**Given request:** Your task is to locate every line holding the string "gallon" and to copy each of them.

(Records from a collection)
.....

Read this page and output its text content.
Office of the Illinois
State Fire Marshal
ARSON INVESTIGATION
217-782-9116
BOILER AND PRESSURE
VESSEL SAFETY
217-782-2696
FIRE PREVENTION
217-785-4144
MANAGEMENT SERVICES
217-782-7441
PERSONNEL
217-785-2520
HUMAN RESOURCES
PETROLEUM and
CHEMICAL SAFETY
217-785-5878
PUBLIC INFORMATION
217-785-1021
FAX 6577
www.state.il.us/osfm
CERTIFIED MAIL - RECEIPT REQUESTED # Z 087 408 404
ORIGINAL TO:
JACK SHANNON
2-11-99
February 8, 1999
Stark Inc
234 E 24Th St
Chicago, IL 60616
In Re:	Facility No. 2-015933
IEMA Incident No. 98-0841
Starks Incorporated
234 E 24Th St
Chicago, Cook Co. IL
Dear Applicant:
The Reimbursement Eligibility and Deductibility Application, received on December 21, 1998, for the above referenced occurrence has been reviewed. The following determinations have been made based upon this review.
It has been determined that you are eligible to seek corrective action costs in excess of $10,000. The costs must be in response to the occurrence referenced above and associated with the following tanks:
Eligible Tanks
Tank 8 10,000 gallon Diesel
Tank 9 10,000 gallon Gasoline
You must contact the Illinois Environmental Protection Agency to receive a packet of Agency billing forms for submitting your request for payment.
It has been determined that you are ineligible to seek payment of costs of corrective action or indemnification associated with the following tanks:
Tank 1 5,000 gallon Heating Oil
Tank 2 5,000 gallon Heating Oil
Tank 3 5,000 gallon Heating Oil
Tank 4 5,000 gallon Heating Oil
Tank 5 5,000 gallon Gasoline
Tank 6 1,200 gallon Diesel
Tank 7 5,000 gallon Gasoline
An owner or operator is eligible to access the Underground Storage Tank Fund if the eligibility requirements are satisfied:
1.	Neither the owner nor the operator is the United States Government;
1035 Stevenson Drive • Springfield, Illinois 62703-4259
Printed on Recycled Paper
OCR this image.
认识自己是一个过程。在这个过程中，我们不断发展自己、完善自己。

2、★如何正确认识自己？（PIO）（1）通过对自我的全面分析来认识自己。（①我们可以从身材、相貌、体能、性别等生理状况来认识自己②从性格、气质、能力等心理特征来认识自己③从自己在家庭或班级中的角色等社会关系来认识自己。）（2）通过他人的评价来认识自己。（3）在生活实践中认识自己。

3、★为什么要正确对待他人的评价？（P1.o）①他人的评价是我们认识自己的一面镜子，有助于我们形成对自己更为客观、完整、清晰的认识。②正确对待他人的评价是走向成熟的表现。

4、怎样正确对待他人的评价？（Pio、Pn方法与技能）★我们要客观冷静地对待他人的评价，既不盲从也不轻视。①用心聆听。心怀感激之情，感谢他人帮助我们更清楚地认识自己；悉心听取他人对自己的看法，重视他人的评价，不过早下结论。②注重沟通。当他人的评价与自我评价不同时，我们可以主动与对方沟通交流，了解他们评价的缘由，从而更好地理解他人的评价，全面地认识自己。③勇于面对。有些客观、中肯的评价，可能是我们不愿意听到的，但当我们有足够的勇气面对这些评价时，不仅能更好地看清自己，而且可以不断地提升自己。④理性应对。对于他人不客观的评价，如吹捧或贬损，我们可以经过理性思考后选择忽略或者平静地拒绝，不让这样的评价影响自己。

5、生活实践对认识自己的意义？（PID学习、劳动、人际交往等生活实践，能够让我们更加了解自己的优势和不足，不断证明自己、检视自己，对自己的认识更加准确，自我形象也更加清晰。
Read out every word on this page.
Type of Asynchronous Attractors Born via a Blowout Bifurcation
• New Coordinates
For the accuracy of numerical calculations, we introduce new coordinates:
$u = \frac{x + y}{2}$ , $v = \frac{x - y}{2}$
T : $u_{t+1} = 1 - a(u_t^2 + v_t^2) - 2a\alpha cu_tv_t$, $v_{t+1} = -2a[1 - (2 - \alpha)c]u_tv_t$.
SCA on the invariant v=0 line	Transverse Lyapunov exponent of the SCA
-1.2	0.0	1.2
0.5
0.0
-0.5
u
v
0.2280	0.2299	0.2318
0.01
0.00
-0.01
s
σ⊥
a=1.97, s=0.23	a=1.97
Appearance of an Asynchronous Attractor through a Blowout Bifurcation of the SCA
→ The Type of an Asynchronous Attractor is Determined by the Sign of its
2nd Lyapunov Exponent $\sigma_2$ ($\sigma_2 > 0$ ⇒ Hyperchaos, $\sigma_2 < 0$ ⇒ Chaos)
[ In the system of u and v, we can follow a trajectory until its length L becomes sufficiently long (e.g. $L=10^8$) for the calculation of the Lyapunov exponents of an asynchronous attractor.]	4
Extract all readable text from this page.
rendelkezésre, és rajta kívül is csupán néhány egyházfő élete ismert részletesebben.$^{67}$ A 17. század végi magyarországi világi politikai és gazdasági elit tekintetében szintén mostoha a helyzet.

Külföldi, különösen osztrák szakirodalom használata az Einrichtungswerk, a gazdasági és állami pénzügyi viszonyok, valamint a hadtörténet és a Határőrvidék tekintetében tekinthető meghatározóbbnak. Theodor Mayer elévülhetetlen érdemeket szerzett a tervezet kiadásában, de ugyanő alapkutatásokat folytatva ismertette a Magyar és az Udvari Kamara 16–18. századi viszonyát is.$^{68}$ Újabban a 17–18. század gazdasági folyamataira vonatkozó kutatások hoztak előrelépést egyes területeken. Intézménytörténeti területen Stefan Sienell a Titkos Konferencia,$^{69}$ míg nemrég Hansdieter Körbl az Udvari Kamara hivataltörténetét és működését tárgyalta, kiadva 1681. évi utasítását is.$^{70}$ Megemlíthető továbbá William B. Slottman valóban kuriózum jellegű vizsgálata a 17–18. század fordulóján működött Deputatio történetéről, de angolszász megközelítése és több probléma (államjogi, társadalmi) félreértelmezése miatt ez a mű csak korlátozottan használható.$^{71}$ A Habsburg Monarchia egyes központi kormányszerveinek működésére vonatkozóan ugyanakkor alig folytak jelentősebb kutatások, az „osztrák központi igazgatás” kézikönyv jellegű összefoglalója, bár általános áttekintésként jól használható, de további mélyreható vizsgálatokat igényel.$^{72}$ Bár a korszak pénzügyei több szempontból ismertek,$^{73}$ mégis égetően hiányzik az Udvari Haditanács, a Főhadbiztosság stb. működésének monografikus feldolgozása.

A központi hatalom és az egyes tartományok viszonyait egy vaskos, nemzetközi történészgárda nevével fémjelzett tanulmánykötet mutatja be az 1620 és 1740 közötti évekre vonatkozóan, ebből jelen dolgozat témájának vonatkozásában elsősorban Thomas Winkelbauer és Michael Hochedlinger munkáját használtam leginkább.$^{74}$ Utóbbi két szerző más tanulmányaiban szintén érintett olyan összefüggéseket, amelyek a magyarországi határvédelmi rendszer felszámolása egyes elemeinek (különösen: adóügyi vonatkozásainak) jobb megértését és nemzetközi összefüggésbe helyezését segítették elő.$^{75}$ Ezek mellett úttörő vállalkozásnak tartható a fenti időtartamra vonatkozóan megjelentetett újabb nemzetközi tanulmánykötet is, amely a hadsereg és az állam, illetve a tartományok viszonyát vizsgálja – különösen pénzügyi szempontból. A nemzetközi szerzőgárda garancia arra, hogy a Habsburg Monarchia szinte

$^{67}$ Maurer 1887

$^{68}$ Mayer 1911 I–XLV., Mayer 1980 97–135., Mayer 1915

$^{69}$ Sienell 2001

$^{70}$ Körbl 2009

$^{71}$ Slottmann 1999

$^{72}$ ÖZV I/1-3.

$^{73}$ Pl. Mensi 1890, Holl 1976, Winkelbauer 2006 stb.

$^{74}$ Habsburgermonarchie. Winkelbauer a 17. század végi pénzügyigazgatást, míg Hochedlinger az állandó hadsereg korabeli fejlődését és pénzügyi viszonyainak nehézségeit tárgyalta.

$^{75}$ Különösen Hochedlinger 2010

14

.....

**Solution to this problem:**
Tank 8 10,000 gallon Diesel
Tank 9 10,000 gallon Gasoline
Tank 1 5,000 gallon Heating Oil
Tank 2 5,000 gallon Heating Oil
Tank 3 5,000 gallon Heating Oil
Tank 4 5,000 gallon Heating Oil
Tank 5 5,000 gallon Gasoline
Tank 6 1,200 gallon Diesel
Tank 7 5,000 gallon Gasoline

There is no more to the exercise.